* _What is needed_: Which lines hold the word "mountains"? Show each of them.

* _Supplied entries_:

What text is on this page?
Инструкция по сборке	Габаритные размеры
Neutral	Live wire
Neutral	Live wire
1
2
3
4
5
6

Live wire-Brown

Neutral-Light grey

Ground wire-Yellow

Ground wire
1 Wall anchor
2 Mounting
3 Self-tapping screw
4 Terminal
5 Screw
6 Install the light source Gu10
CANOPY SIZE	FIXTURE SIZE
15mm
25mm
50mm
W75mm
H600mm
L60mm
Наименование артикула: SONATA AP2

---

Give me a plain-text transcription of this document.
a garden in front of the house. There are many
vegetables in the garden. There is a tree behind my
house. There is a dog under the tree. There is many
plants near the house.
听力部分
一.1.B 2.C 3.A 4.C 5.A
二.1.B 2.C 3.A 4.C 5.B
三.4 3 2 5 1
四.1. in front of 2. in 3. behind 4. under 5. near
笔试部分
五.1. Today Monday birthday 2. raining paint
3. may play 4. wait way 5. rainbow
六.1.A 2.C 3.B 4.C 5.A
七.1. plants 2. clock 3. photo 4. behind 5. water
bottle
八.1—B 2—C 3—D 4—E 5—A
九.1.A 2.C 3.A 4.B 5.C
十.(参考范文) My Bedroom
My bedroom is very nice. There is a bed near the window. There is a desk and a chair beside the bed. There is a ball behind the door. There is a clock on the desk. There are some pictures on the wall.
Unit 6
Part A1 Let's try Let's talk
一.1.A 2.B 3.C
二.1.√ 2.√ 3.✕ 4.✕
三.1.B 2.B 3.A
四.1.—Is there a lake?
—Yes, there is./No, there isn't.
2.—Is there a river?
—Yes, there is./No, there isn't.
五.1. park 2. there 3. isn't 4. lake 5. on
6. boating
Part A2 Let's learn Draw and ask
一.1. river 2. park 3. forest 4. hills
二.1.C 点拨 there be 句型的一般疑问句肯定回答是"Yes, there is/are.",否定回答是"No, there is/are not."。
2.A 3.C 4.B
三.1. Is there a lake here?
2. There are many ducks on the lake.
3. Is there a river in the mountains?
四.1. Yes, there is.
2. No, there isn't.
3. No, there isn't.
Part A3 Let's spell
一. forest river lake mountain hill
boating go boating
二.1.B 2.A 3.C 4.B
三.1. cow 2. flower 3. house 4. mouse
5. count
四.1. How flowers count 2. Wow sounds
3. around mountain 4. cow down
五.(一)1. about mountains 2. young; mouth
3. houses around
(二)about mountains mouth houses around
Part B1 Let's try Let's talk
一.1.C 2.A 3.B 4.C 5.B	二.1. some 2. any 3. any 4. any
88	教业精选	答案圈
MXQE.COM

* _Complete answer_:
3. Is there a river in the mountains?
五.(一)1. about mountains 2. young; mouth
(二)about mountains mouth houses around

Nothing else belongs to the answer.